# Task brief
Please copy every line from the records below that contains the string "Anta".

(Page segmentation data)
================================

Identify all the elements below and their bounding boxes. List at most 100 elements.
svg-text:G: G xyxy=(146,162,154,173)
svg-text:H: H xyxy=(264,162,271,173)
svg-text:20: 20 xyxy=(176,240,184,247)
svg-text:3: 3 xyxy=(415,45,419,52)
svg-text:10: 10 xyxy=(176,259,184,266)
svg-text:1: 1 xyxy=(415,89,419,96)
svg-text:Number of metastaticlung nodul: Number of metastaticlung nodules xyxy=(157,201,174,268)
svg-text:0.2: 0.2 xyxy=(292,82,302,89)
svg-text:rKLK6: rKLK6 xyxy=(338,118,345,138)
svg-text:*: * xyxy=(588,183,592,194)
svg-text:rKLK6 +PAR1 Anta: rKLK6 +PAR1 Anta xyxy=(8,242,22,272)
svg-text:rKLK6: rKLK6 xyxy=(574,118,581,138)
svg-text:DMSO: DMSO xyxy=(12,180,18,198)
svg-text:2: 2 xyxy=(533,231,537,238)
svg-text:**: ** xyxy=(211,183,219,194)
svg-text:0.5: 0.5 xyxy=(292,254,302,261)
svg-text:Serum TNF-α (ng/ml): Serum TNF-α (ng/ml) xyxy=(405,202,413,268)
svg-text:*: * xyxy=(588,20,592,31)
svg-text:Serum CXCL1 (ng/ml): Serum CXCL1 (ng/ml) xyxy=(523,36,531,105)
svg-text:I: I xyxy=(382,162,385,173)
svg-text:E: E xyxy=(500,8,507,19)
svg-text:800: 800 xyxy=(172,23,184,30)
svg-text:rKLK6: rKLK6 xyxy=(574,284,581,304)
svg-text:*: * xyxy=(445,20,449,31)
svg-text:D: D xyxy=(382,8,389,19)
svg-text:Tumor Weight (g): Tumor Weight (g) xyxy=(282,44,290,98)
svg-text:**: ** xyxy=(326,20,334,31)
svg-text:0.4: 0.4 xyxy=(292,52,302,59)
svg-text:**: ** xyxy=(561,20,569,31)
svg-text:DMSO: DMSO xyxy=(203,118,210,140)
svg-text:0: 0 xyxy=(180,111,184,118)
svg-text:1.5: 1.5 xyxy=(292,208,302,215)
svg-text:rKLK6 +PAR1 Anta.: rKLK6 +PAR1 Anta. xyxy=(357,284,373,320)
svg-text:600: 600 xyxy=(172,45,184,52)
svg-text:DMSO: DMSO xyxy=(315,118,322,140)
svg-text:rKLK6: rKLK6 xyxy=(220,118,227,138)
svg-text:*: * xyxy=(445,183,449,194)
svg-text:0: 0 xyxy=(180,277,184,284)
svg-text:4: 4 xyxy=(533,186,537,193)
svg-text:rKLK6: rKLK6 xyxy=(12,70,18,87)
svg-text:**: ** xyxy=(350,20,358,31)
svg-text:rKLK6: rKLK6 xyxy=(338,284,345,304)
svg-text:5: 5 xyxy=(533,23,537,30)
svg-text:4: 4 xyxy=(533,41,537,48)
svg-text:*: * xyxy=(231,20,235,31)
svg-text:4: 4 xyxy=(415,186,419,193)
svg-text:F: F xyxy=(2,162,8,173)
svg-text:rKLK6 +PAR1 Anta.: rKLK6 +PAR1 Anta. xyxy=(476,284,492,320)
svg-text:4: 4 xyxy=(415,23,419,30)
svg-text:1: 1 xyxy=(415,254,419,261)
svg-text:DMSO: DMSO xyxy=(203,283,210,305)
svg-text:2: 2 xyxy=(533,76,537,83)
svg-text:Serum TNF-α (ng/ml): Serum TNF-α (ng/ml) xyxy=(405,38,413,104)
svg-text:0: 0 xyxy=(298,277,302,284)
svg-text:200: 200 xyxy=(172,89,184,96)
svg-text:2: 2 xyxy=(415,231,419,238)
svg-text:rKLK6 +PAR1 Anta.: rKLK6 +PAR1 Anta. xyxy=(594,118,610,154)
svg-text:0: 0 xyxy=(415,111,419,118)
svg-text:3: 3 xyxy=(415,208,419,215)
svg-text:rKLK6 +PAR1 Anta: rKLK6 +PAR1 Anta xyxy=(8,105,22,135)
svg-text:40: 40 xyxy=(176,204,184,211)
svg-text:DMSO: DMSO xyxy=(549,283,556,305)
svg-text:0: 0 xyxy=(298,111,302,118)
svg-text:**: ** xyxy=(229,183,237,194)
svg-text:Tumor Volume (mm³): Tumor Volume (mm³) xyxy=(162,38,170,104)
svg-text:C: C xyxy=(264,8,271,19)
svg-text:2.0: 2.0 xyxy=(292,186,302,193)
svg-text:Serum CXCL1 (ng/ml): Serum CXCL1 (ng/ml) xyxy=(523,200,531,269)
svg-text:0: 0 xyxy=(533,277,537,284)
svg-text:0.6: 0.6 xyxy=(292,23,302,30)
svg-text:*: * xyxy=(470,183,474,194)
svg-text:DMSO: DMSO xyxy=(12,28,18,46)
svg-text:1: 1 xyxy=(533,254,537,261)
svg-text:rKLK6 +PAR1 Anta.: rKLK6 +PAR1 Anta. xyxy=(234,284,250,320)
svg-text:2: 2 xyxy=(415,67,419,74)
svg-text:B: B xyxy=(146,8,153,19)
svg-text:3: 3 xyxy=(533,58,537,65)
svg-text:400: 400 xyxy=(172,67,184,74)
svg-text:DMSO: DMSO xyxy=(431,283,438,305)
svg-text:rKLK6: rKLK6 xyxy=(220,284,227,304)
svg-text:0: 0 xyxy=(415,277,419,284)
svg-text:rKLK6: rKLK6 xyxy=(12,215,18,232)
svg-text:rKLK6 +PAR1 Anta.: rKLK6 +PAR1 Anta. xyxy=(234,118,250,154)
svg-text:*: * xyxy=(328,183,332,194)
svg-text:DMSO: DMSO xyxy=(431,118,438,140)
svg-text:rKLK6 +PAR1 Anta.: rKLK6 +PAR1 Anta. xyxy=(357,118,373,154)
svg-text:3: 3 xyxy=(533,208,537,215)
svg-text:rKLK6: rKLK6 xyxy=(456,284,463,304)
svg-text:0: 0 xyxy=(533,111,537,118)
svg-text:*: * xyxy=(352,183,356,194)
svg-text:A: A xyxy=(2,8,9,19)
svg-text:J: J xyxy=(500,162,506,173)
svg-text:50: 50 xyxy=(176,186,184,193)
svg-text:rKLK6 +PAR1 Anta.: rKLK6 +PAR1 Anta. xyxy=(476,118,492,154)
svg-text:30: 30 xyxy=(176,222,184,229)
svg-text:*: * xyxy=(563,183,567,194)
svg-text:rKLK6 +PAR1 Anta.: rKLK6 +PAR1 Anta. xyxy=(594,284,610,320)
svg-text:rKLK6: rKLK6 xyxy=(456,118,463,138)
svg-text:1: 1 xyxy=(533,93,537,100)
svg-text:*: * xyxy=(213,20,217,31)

================================

# Task answer
svg-text:rKLK6 +PAR1 Anta: rKLK6 +PAR1 Anta xyxy=(8,242,22,272)
svg-text:rKLK6 +PAR1 Anta.: rKLK6 +PAR1 Anta. xyxy=(357,284,373,320)
svg-text:rKLK6 +PAR1 Anta.: rKLK6 +PAR1 Anta. xyxy=(476,284,492,320)
svg-text:rKLK6 +PAR1 Anta.: rKLK6 +PAR1 Anta. xyxy=(594,118,610,154)
svg-text:rKLK6 +PAR1 Anta: rKLK6 +PAR1 Anta xyxy=(8,105,22,135)
svg-text:rKLK6 +PAR1 Anta.: rKLK6 +PAR1 Anta. xyxy=(234,284,250,320)
svg-text:rKLK6 +PAR1 Anta.: rKLK6 +PAR1 Anta. xyxy=(234,118,250,154)
svg-text:rKLK6 +PAR1 Anta.: rKLK6 +PAR1 Anta. xyxy=(357,118,373,154)
svg-text:rKLK6 +PAR1 Anta.: rKLK6 +PAR1 Anta. xyxy=(476,118,492,154)
svg-text:rKLK6 +PAR1 Anta.: rKLK6 +PAR1 Anta. xyxy=(594,284,610,320)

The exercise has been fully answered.